What is required:
Quote the entries that follow exactly, leaving none out.
───── Material for this exercise ─────
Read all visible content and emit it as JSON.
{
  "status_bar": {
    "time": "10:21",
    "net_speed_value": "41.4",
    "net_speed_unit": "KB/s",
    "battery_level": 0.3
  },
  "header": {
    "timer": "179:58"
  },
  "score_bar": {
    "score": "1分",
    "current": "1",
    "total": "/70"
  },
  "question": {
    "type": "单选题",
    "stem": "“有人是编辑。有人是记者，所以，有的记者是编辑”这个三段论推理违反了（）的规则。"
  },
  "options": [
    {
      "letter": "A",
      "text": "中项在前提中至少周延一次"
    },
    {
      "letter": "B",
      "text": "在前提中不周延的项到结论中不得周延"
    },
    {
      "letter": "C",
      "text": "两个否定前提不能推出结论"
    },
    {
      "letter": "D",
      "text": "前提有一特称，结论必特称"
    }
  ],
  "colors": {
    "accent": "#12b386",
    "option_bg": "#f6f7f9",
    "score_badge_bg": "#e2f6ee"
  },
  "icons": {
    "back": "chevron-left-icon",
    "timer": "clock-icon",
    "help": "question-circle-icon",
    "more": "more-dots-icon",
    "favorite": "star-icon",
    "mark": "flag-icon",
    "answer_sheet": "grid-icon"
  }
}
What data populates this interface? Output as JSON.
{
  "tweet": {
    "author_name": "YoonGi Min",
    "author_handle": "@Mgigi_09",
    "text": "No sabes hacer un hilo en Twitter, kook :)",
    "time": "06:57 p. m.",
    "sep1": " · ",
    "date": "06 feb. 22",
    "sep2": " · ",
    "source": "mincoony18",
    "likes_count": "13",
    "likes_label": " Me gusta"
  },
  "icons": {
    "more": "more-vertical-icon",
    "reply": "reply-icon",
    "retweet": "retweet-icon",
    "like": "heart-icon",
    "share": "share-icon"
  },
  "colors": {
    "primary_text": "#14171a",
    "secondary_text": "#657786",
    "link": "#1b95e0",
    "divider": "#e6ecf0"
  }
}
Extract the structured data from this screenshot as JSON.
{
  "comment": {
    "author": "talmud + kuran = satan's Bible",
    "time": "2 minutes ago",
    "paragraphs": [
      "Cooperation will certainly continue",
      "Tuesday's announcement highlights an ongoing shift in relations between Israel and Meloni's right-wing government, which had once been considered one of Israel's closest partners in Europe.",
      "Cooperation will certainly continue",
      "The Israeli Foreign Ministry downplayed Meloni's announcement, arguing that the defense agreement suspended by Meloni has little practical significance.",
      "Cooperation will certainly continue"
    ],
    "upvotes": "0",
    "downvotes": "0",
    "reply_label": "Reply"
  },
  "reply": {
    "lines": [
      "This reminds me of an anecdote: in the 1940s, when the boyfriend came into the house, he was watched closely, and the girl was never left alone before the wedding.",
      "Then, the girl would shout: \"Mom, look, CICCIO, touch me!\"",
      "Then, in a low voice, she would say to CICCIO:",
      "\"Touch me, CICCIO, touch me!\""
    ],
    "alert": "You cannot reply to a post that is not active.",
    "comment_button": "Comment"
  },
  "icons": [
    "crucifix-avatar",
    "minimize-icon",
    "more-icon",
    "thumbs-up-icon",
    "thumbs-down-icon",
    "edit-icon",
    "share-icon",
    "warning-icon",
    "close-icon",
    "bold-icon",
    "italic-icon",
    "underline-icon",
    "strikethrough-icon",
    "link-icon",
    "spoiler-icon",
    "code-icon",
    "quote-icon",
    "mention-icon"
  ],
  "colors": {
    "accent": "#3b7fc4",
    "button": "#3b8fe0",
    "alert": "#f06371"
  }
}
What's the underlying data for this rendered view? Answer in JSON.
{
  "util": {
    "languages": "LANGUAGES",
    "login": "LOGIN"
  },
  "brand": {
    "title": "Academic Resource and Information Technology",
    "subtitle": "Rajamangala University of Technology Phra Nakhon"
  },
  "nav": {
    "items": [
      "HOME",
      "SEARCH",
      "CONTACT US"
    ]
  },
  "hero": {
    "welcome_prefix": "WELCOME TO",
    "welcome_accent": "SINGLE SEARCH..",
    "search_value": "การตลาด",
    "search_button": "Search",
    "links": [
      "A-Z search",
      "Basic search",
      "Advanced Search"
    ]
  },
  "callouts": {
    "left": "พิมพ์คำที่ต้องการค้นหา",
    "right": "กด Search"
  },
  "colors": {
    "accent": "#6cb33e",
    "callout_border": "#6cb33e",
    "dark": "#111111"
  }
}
─────
Result of the task:
Read all visible content and emit it as JSON.
{
  "status_bar": {
    "time": "10:21",
    "net_speed_value": "41.4",
    "net_speed_unit": "KB/s",
    "battery_level": 0.3
  },
  "header": {
    "timer": "179:58"
  },
  "score_bar": {
    "score": "1分",
    "current": "1",
    "total": "/70"
  },
  "question": {
    "type": "单选题",
    "stem": "“有人是编辑。有人是记者，所以，有的记者是编辑”这个三段论推理违反了（）的规则。"
  },
  "options": [
    {
      "letter": "A",
      "text": "中项在前提中至少周延一次"
    },
    {
      "letter": "B",
      "text": "在前提中不周延的项到结论中不得周延"
    },
    {
      "letter": "C",
      "text": "两个否定前提不能推出结论"
    },
    {
      "letter": "D",
      "text": "前提有一特称，结论必特称"
    }
  ],
  "colors": {
    "accent": "#12b386",
    "option_bg": "#f6f7f9",
    "score_badge_bg": "#e2f6ee"
  },
  "icons": {
    "back": "chevron-left-icon",
    "timer": "clock-icon",
    "help": "question-circle-icon",
    "more": "more-dots-icon",
    "favorite": "star-icon",
    "mark": "flag-icon",
    "answer_sheet": "grid-icon"
  }
}
What data populates this interface? Output as JSON.
{
  "tweet": {
    "author_name": "YoonGi Min",
    "author_handle": "@Mgigi_09",
    "text": "No sabes hacer un hilo en Twitter, kook :)",
    "time": "06:57 p. m.",
    "sep1": " · ",
    "date": "06 feb. 22",
    "sep2": " · ",
    "source": "mincoony18",
    "likes_count": "13",
    "likes_label": " Me gusta"
  },
  "icons": {
    "more": "more-vertical-icon",
    "reply": "reply-icon",
    "retweet": "retweet-icon",
    "like": "heart-icon",
    "share": "share-icon"
  },
  "colors": {
    "primary_text": "#14171a",
    "secondary_text": "#657786",
    "link": "#1b95e0",
    "divider": "#e6ecf0"
  }
}
Extract the structured data from this screenshot as JSON.
{
  "comment": {
    "author": "talmud + kuran = satan's Bible",
    "time": "2 minutes ago",
    "paragraphs": [
      "Cooperation will certainly continue",
      "Tuesday's announcement highlights an ongoing shift in relations between Israel and Meloni's right-wing government, which had once been considered one of Israel's closest partners in Europe.",
      "Cooperation will certainly continue",
      "The Israeli Foreign Ministry downplayed Meloni's announcement, arguing that the defense agreement suspended by Meloni has little practical significance.",
      "Cooperation will certainly continue"
    ],
    "upvotes": "0",
    "downvotes": "0",
    "reply_label": "Reply"
  },
  "reply": {
    "lines": [
      "This reminds me of an anecdote: in the 1940s, when the boyfriend came into the house, he was watched closely, and the girl was never left alone before the wedding.",
      "Then, the girl would shout: \"Mom, look, CICCIO, touch me!\"",
      "Then, in a low voice, she would say to CICCIO:",
      "\"Touch me, CICCIO, touch me!\""
    ],
    "alert": "You cannot reply to a post that is not active.",
    "comment_button": "Comment"
  },
  "icons": [
    "crucifix-avatar",
    "minimize-icon",
    "more-icon",
    "thumbs-up-icon",
    "thumbs-down-icon",
    "edit-icon",
    "share-icon",
    "warning-icon",
    "close-icon",
    "bold-icon",
    "italic-icon",
    "underline-icon",
    "strikethrough-icon",
    "link-icon",
    "spoiler-icon",
    "code-icon",
    "quote-icon",
    "mention-icon"
  ],
  "colors": {
    "accent": "#3b7fc4",
    "button": "#3b8fe0",
    "alert": "#f06371"
  }
}
What's the underlying data for this rendered view? Answer in JSON.
{
  "util": {
    "languages": "LANGUAGES",
    "login": "LOGIN"
  },
  "brand": {
    "title": "Academic Resource and Information Technology",
    "subtitle": "Rajamangala University of Technology Phra Nakhon"
  },
  "nav": {
    "items": [
      "HOME",
      "SEARCH",
      "CONTACT US"
    ]
  },
  "hero": {
    "welcome_prefix": "WELCOME TO",
    "welcome_accent": "SINGLE SEARCH..",
    "search_value": "การตลาด",
    "search_button": "Search",
    "links": [
      "A-Z search",
      "Basic search",
      "Advanced Search"
    ]
  },
  "callouts": {
    "left": "พิมพ์คำที่ต้องการค้นหา",
    "right": "กด Search"
  },
  "colors": {
    "accent": "#6cb33e",
    "callout_border": "#6cb33e",
    "dark": "#111111"
  }
}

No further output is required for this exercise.